§ REQUIRED WORK
Please return each record exactly as it stands.

§ Items from a data source
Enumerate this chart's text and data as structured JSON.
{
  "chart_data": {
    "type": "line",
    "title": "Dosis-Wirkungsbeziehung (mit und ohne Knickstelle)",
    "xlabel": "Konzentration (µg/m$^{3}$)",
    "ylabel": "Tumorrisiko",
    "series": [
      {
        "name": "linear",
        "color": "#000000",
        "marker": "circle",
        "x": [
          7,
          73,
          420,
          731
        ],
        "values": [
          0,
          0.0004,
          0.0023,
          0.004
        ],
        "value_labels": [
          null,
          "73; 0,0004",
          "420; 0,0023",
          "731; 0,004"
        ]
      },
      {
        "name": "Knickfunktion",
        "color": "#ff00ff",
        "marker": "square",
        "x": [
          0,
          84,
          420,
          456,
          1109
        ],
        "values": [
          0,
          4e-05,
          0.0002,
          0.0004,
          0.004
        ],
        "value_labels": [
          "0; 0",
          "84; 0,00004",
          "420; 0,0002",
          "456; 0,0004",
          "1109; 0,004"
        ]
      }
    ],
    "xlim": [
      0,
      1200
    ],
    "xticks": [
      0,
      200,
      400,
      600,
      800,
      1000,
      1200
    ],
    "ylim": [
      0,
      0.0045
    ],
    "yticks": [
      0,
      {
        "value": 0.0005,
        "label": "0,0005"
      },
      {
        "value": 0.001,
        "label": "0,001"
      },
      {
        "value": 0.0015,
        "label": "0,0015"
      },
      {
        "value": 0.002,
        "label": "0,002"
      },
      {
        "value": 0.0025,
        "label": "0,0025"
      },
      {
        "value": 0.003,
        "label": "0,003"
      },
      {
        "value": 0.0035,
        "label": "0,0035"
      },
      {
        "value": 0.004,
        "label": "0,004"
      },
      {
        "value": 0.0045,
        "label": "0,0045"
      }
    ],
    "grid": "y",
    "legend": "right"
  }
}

§ ANSWER SPACE
Enumerate this chart's text and data as structured JSON.
{
  "chart_data": {
    "type": "line",
    "title": "Dosis-Wirkungsbeziehung (mit und ohne Knickstelle)",
    "xlabel": "Konzentration (µg/m$^{3}$)",
    "ylabel": "Tumorrisiko",
    "series": [
      {
        "name": "linear",
        "color": "#000000",
        "marker": "circle",
        "x": [
          7,
          73,
          420,
          731
        ],
        "values": [
          0,
          0.0004,
          0.0023,
          0.004
        ],
        "value_labels": [
          null,
          "73; 0,0004",
          "420; 0,0023",
          "731; 0,004"
        ]
      },
      {
        "name": "Knickfunktion",
        "color": "#ff00ff",
        "marker": "square",
        "x": [
          0,
          84,
          420,
          456,
          1109
        ],
        "values": [
          0,
          4e-05,
          0.0002,
          0.0004,
          0.004
        ],
        "value_labels": [
          "0; 0",
          "84; 0,00004",
          "420; 0,0002",
          "456; 0,0004",
          "1109; 0,004"
        ]
      }
    ],
    "xlim": [
      0,
      1200
    ],
    "xticks": [
      0,
      200,
      400,
      600,
      800,
      1000,
      1200
    ],
    "ylim": [
      0,
      0.0045
    ],
    "yticks": [
      0,
      {
        "value": 0.0005,
        "label": "0,0005"
      },
      {
        "value": 0.001,
        "label": "0,001"
      },
      {
        "value": 0.0015,
        "label": "0,0015"
      },
      {
        "value": 0.002,
        "label": "0,002"
      },
      {
        "value": 0.0025,
        "label": "0,0025"
      },
      {
        "value": 0.003,
        "label": "0,003"
      },
      {
        "value": 0.0035,
        "label": "0,0035"
      },
      {
        "value": 0.004,
        "label": "0,004"
      },
      {
        "value": 0.0045,
        "label": "0,0045"
      }
    ],
    "grid": "y",
    "legend": "right"
  }
}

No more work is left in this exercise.